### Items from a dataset
- - -

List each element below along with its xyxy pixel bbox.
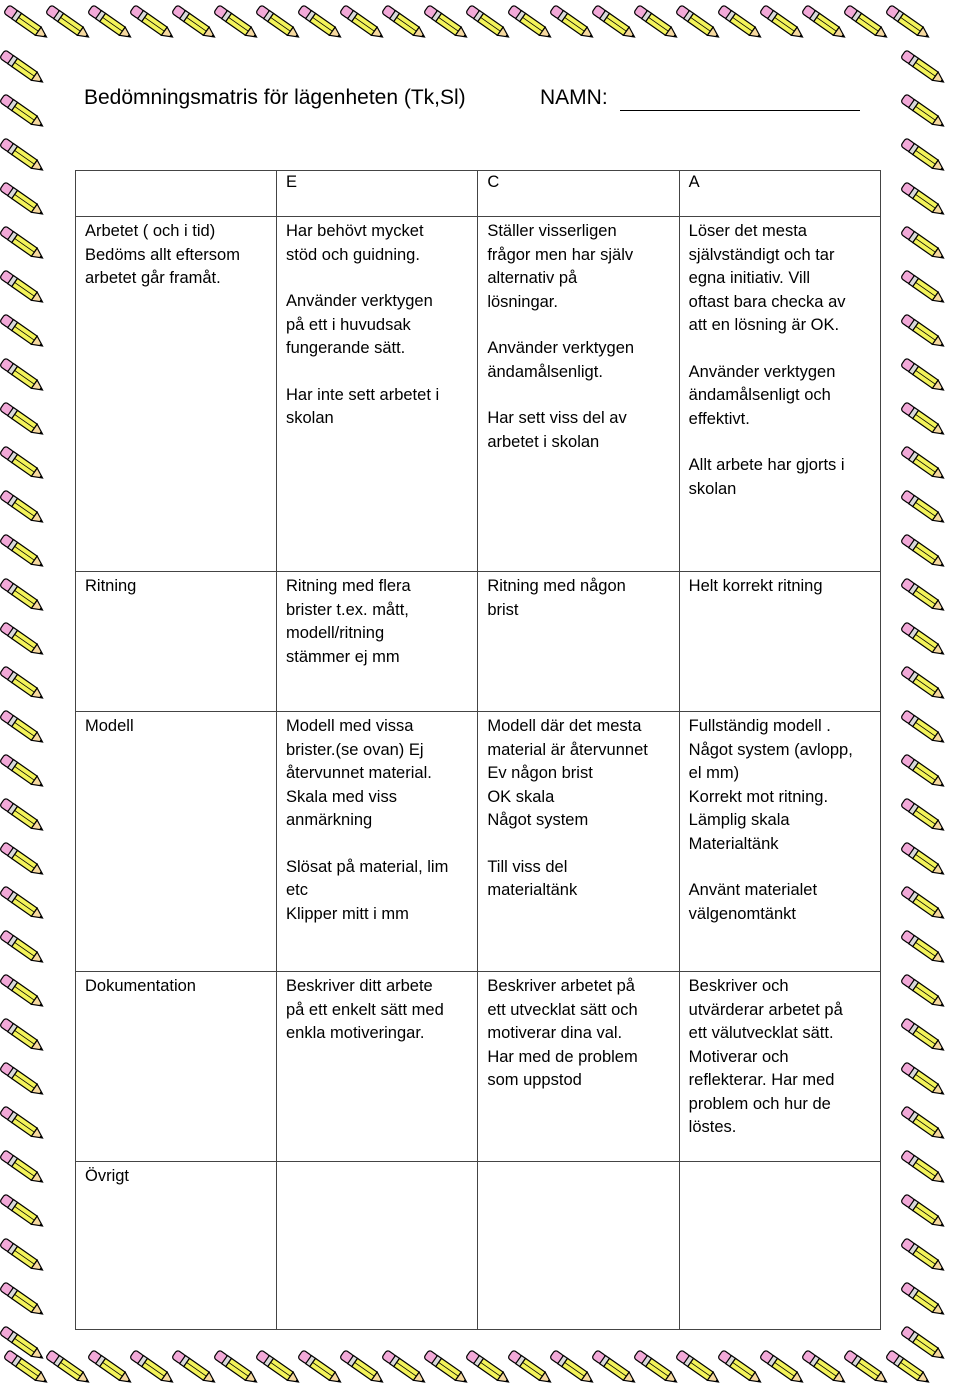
header-grade-e: E (277, 171, 478, 217)
grade-e-cell (277, 712, 478, 972)
pencil-icon (633, 1350, 680, 1387)
descriptor-block (689, 975, 874, 1140)
descriptor-line: Beskriver och (688, 977, 789, 995)
pencil-icon (0, 798, 46, 835)
descriptor-line: arbetet i skolan (487, 432, 600, 451)
criterion-label-line: Arbetet ( och i tid) (85, 222, 216, 240)
descriptor-line: lösningar. (487, 292, 558, 311)
pencil-icon (0, 974, 46, 1011)
descriptor-line: skolan (286, 409, 334, 427)
pencil-icon (633, 5, 680, 42)
descriptor-line: stöd och guidning. (286, 245, 420, 264)
pencil-icon (171, 5, 218, 42)
descriptor-line: Allt arbete har gjorts i (688, 456, 845, 474)
pencil-icon (759, 5, 806, 42)
grade-c-cell (478, 1162, 679, 1330)
pencil-icon (3, 1350, 50, 1387)
pencil-icon (900, 1282, 947, 1319)
grade-a-cell (679, 572, 880, 712)
document-title: Bedömningsmatris för lägenheten (Tk,Sl) (84, 86, 466, 109)
matrix-row (76, 712, 881, 972)
pencil-icon (549, 1350, 596, 1387)
descriptor-line: Har sett viss del av (487, 409, 627, 427)
matrix-row (76, 217, 881, 572)
pencil-icon (900, 270, 947, 307)
descriptor-line: ändamålsenligt och (688, 386, 831, 404)
descriptor-line: ett välutvecklat sätt. (688, 1024, 834, 1042)
pencil-icon (0, 50, 46, 87)
pencil-icon (900, 402, 947, 439)
descriptor-block (487, 975, 672, 1093)
descriptor-line: Ritning med någon (487, 577, 626, 595)
descriptor-line: Har med de problem (487, 1047, 638, 1066)
assessment-matrix (75, 170, 881, 1330)
pencil-icon (0, 930, 46, 967)
grade-a-cell (679, 1162, 880, 1330)
descriptor-line: Helt korrekt ritning (688, 577, 823, 595)
pencil-icon (507, 5, 554, 42)
pencil-icon (900, 578, 947, 615)
pencil-icon (0, 1150, 46, 1187)
descriptor-line: oftast bara checka av (688, 292, 846, 311)
pencil-icon (0, 1238, 46, 1275)
descriptor-line: brister.(se ovan) Ej (286, 740, 424, 759)
name-label: NAMN: (540, 86, 608, 109)
grade-c-cell (478, 572, 679, 712)
pencil-icon (381, 1350, 428, 1387)
grade-c-cell (478, 217, 679, 572)
pencil-icon (0, 534, 46, 571)
grade-a-cell (679, 972, 880, 1162)
pencil-icon (465, 5, 512, 42)
pencil-icon (213, 1350, 260, 1387)
criterion-label-line: arbetet går framåt. (85, 269, 221, 287)
pencil-icon (885, 5, 932, 42)
pencil-icon (0, 182, 46, 219)
pencil-icon (885, 1350, 932, 1387)
pencil-icon (900, 622, 947, 659)
pencil-icon (900, 226, 947, 263)
pencil-icon (3, 5, 50, 42)
descriptor-line: brist (487, 600, 519, 619)
descriptor-line: ändamålsenligt. (487, 362, 603, 381)
descriptor-block (286, 856, 471, 927)
pencil-icon (339, 1350, 386, 1387)
pencil-icon (549, 5, 596, 42)
descriptor-line: att en lösning är OK. (688, 316, 840, 334)
criterion-label-cell (76, 217, 277, 572)
grade-a-cell (679, 712, 880, 972)
descriptor-block (689, 575, 874, 599)
descriptor-line: utvärderar arbetet på (688, 1000, 843, 1019)
descriptor-block (689, 715, 874, 856)
criterion-label-line: Bedöms allt eftersom (85, 245, 240, 264)
matrix-row (76, 572, 881, 712)
descriptor-block (487, 575, 672, 622)
descriptor-line: Slösat på material, lim (286, 857, 449, 876)
descriptor-line: motiverar dina val. (487, 1024, 623, 1042)
descriptor-line: Modell där det mesta (487, 717, 642, 735)
grade-e-cell (277, 972, 478, 1162)
pencil-icon (843, 5, 890, 42)
descriptor-line: frågor men har själv (487, 245, 634, 264)
pencil-icon (87, 5, 134, 42)
pencil-icon (900, 842, 947, 879)
pencil-icon (900, 446, 947, 483)
pencil-icon (0, 358, 46, 395)
descriptor-line: Beskriver ditt arbete (286, 977, 433, 995)
descriptor-line: löstes. (688, 1118, 737, 1136)
pencil-icon (381, 5, 428, 42)
criterion-label-line: Modell (85, 717, 134, 735)
pencil-icon (0, 402, 46, 439)
pencil-icon (801, 1350, 848, 1387)
pencil-icon (900, 182, 947, 219)
pencil-icon (465, 1350, 512, 1387)
header-grade-c: C (478, 171, 679, 217)
pencil-icon (297, 1350, 344, 1387)
pencil-icon (255, 1350, 302, 1387)
pencil-icon (129, 1350, 176, 1387)
pencil-icon (675, 5, 722, 42)
descriptor-line: Fullständig modell . (688, 717, 831, 735)
pencil-icon (423, 5, 470, 42)
pencil-icon (0, 754, 46, 791)
pencil-icon (0, 578, 46, 615)
pencil-icon (507, 1350, 554, 1387)
descriptor-line: på ett i huvudsak (286, 315, 411, 334)
pencil-icon (900, 930, 947, 967)
descriptor-block (286, 290, 471, 361)
descriptor-line: som uppstod (487, 1071, 582, 1089)
pencil-icon (0, 710, 46, 747)
pencil-icon (0, 490, 46, 527)
pencil-icon (0, 886, 46, 923)
descriptor-line: Använder verktygen (286, 292, 433, 310)
grade-e-cell (277, 572, 478, 712)
grade-e-cell (277, 1162, 478, 1330)
criterion-label-line: Dokumentation (85, 977, 196, 995)
descriptor-block (689, 361, 874, 432)
descriptor-line: reflekterar. Har med (688, 1071, 835, 1089)
pencil-icon (675, 1350, 722, 1387)
pencil-icon (0, 94, 46, 131)
descriptor-line: OK skala (487, 787, 555, 806)
descriptor-line: på ett enkelt sätt med (286, 1000, 444, 1019)
pencil-icon (0, 138, 46, 175)
descriptor-line: fungerande sätt. (286, 339, 406, 357)
descriptor-block (286, 220, 471, 267)
pencil-icon (0, 622, 46, 659)
pencil-icon (900, 886, 947, 923)
descriptor-line: enkla motiveringar. (286, 1024, 425, 1042)
header-label-cell (76, 171, 277, 217)
descriptor-line: material är återvunnet (487, 740, 648, 759)
criterion-label-cell (76, 572, 277, 712)
pencil-icon (171, 1350, 218, 1387)
descriptor-line: Klipper mitt i mm (286, 904, 409, 923)
pencil-icon (213, 5, 260, 42)
descriptor-line: Skala med viss (286, 787, 397, 806)
descriptor-line: Till viss del (487, 857, 568, 876)
descriptor-line: Ställer visserligen (487, 222, 617, 240)
descriptor-line: Lämplig skala (688, 811, 790, 829)
grade-c-cell (478, 712, 679, 972)
descriptor-line: materialtänk (487, 881, 578, 899)
pencil-icon (45, 5, 92, 42)
descriptor-line: brister t.ex. mått, (286, 600, 409, 619)
descriptor-line: skolan (688, 479, 737, 498)
criterion-label-cell (76, 972, 277, 1162)
pencil-icon (900, 1106, 947, 1143)
pencil-icon (0, 842, 46, 879)
descriptor-line: Har behövt mycket (286, 222, 424, 240)
matrix-row (76, 1162, 881, 1330)
pencil-icon (900, 1062, 947, 1099)
pencil-icon (255, 5, 302, 42)
descriptor-line: Använder verktygen (688, 362, 836, 381)
pencil-icon (0, 226, 46, 263)
grade-c-cell (478, 972, 679, 1162)
descriptor-line: återvunnet material. (286, 764, 432, 782)
pencil-icon (900, 50, 947, 87)
pencil-icon (900, 974, 947, 1011)
pencil-icon (129, 5, 176, 42)
grade-e-cell (277, 217, 478, 572)
pencil-icon (900, 314, 947, 351)
descriptor-line: Motiverar och (688, 1047, 789, 1066)
pencil-icon (297, 5, 344, 42)
descriptor-line: alternativ på (487, 269, 578, 287)
descriptor-line: el mm) (688, 764, 740, 782)
descriptor-line: självständigt och tar (688, 245, 835, 264)
descriptor-line: välgenomtänkt (688, 904, 796, 923)
pencil-icon (900, 490, 947, 527)
descriptor-line: Modell med vissa (286, 717, 414, 735)
descriptor-block (689, 454, 874, 501)
header-row (76, 171, 881, 217)
pencil-icon (900, 358, 947, 395)
pencil-icon (591, 1350, 638, 1387)
criterion-label-cell (76, 712, 277, 972)
pencil-icon (717, 1350, 764, 1387)
descriptor-block (487, 856, 672, 903)
descriptor-line: Använt materialet (688, 881, 818, 899)
descriptor-line: Materialtänk (688, 834, 779, 853)
pencil-icon (801, 5, 848, 42)
pencil-icon (900, 94, 947, 131)
pencil-icon (45, 1350, 92, 1387)
descriptor-line: modell/ritning (286, 624, 385, 642)
descriptor-line: problem och hur de (688, 1094, 831, 1113)
pencil-icon (0, 1282, 46, 1319)
pencil-icon (0, 1326, 46, 1363)
pencil-icon (717, 5, 764, 42)
criterion-label-line: Övrigt (85, 1167, 130, 1185)
pencil-icon (900, 138, 947, 175)
descriptor-line: Något system (487, 811, 589, 829)
pencil-icon (900, 1194, 947, 1231)
pencil-icon (900, 754, 947, 791)
descriptor-block (487, 715, 672, 833)
descriptor-block (286, 715, 471, 833)
pencil-icon (759, 1350, 806, 1387)
descriptor-line: etc (286, 881, 309, 899)
descriptor-line: Något system (avlopp, (688, 740, 853, 759)
pencil-icon (900, 1238, 947, 1275)
descriptor-line: ett utvecklat sätt och (487, 1000, 638, 1019)
descriptor-line: effektivt. (688, 409, 750, 428)
descriptor-line: Ritning med flera (286, 577, 411, 595)
pencil-icon (0, 446, 46, 483)
pencil-icon (0, 1062, 46, 1099)
pencil-icon (900, 534, 947, 571)
pencil-icon (900, 798, 947, 835)
descriptor-line: stämmer ej mm (286, 647, 400, 666)
descriptor-block (689, 879, 874, 926)
descriptor-block (286, 975, 471, 1046)
descriptor-line: Ev någon brist (487, 764, 593, 782)
title-row (84, 86, 884, 116)
pencil-icon (900, 710, 947, 747)
pencil-icon (900, 1326, 947, 1363)
pencil-icon (87, 1350, 134, 1387)
descriptor-block (487, 337, 672, 384)
pencil-icon (843, 1350, 890, 1387)
matrix-row (76, 972, 881, 1162)
descriptor-line: egna initiativ. Vill (688, 269, 811, 287)
grade-a-cell (679, 217, 880, 572)
header-grade-a: A (679, 171, 880, 217)
descriptor-line: Har inte sett arbetet i (286, 385, 440, 404)
pencil-icon (339, 5, 386, 42)
pencil-icon (0, 1194, 46, 1231)
pencil-icon (900, 1150, 947, 1187)
descriptor-block (487, 220, 672, 314)
descriptor-block (286, 575, 471, 669)
pencil-icon (900, 1018, 947, 1055)
pencil-icon (0, 1018, 46, 1055)
descriptor-line: Korrekt mot ritning. (688, 787, 829, 806)
descriptor-block (286, 384, 471, 431)
pencil-icon (591, 5, 638, 42)
pencil-icon (0, 314, 46, 351)
pencil-icon (900, 666, 947, 703)
descriptor-line: anmärkning (286, 811, 373, 829)
descriptor-block (487, 407, 672, 454)
descriptor-line: Använder verktygen (487, 339, 635, 357)
descriptor-line: Löser det mesta (688, 222, 807, 240)
pencil-icon (0, 1106, 46, 1143)
pencil-icon (423, 1350, 470, 1387)
pencil-icon (0, 270, 46, 307)
criterion-label-line: Ritning (85, 577, 137, 595)
name-field-line (620, 110, 860, 111)
descriptor-block (689, 220, 874, 338)
criterion-label-cell (76, 1162, 277, 1330)
pencil-icon (0, 666, 46, 703)
descriptor-line: Beskriver arbetet på (487, 977, 635, 995)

- - -

### PROBLEM DETAILS
Retrieve all lines from the data that contain the string "mesta".

### ANSWER FOR THE TASK
descriptor-line: Modell där det mesta (487, 717, 642, 735)
descriptor-line: Löser det mesta (688, 222, 807, 240)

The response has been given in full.